Exercise brief —
Show, in full, each line of the data that contains "Create".

Extracted entries —
::::
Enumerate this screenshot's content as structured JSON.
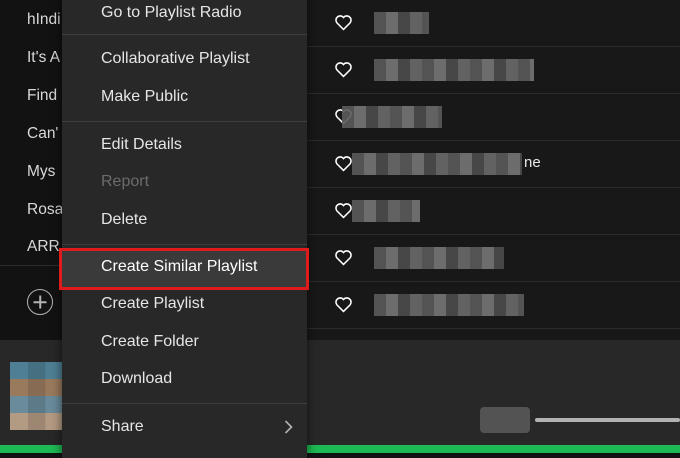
{
  "sidebar": {
    "playlists": [
      "hIndi",
      "It's A",
      "Find",
      "Can'",
      "Mys",
      "Rosa",
      "ARR"
    ],
    "add_icon": "plus-circle-icon"
  },
  "context_menu": {
    "items": [
      {
        "label": "Go to Playlist Radio",
        "disabled": false
      },
      {
        "label": "Collaborative Playlist",
        "disabled": false
      },
      {
        "label": "Make Public",
        "disabled": false
      },
      {
        "label": "Edit Details",
        "disabled": false
      },
      {
        "label": "Report",
        "disabled": true
      },
      {
        "label": "Delete",
        "disabled": false
      },
      {
        "label": "Create Similar Playlist",
        "disabled": false,
        "highlighted": true
      },
      {
        "label": "Create Playlist",
        "disabled": false
      },
      {
        "label": "Create Folder",
        "disabled": false
      },
      {
        "label": "Download",
        "disabled": false
      },
      {
        "label": "Share",
        "disabled": false,
        "submenu": true
      }
    ],
    "highlight_color": "#e01b1b"
  },
  "tracklist": {
    "rows": [
      {
        "suffix": ""
      },
      {
        "suffix": ""
      },
      {
        "suffix": ""
      },
      {
        "suffix": "ne"
      },
      {
        "suffix": ""
      },
      {
        "suffix": ""
      },
      {
        "suffix": ""
      }
    ],
    "icon": "heart-icon"
  },
  "player": {
    "accent_color": "#1db954"
  }
}
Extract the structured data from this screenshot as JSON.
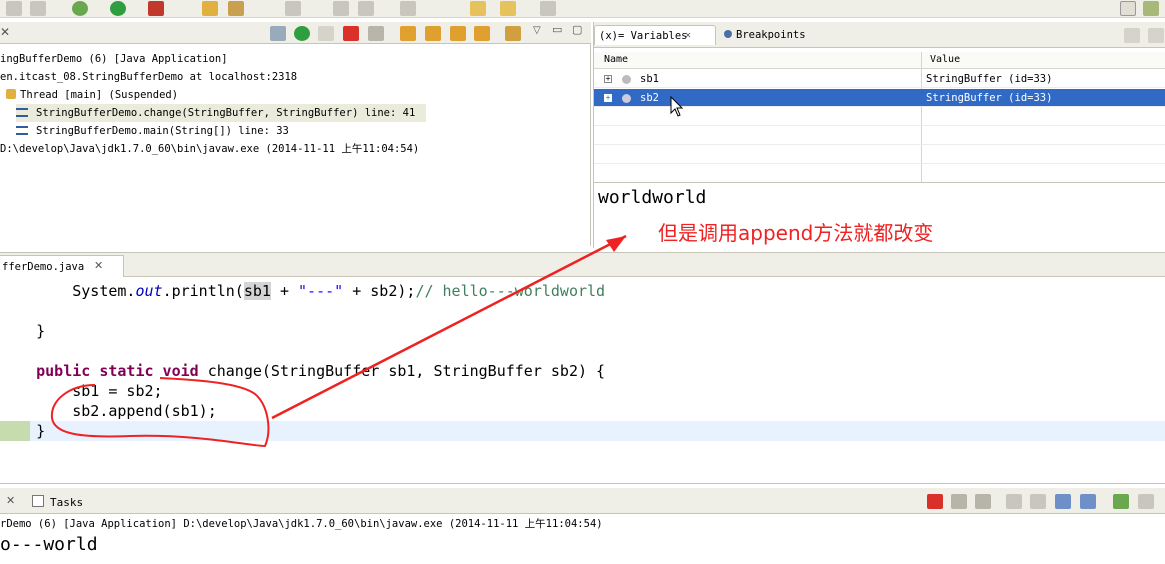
{
  "debug": {
    "items": [
      "ingBufferDemo (6) [Java Application]",
      "en.itcast_08.StringBufferDemo at localhost:2318",
      "Thread [main] (Suspended)",
      "StringBufferDemo.change(StringBuffer, StringBuffer) line: 41",
      "StringBufferDemo.main(String[]) line: 33",
      "D:\\develop\\Java\\jdk1.7.0_60\\bin\\javaw.exe (2014-11-11 上午11:04:54)"
    ]
  },
  "variables": {
    "tab_variables": "(x)= Variables",
    "tab_breakpoints": "Breakpoints",
    "col_name": "Name",
    "col_value": "Value",
    "rows": [
      {
        "name": "sb1",
        "value": "StringBuffer  (id=33)"
      },
      {
        "name": "sb2",
        "value": "StringBuffer  (id=33)"
      }
    ],
    "detail": "worldworld"
  },
  "annotation": {
    "text": "但是调用append方法就都改变",
    "color": "#ee2222"
  },
  "editor": {
    "tab": "fferDemo.java",
    "lines": {
      "l1_a": "        System.",
      "l1_out": "out",
      "l1_b": ".println(",
      "l1_sb1": "sb1",
      "l1_c": " + ",
      "l1_str": "\"---\"",
      "l1_d": " + sb2);",
      "l1_cmt": "// hello---worldworld",
      "l2": "    }",
      "l3_kw": "    public static void",
      "l3_rest": " change(StringBuffer sb1, StringBuffer sb2) {",
      "l4": "        sb1 = sb2;",
      "l5": "        sb2.append(sb1);",
      "l6": "    }"
    }
  },
  "console": {
    "tab_tasks": "Tasks",
    "header": "rDemo (6) [Java Application] D:\\develop\\Java\\jdk1.7.0_60\\bin\\javaw.exe (2014-11-11 上午11:04:54)",
    "output": "o---world"
  }
}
::::
Response to the exercise —
        "label": "Create Similar Playlist",
        "label": "Create Playlist",
        "label": "Create Folder",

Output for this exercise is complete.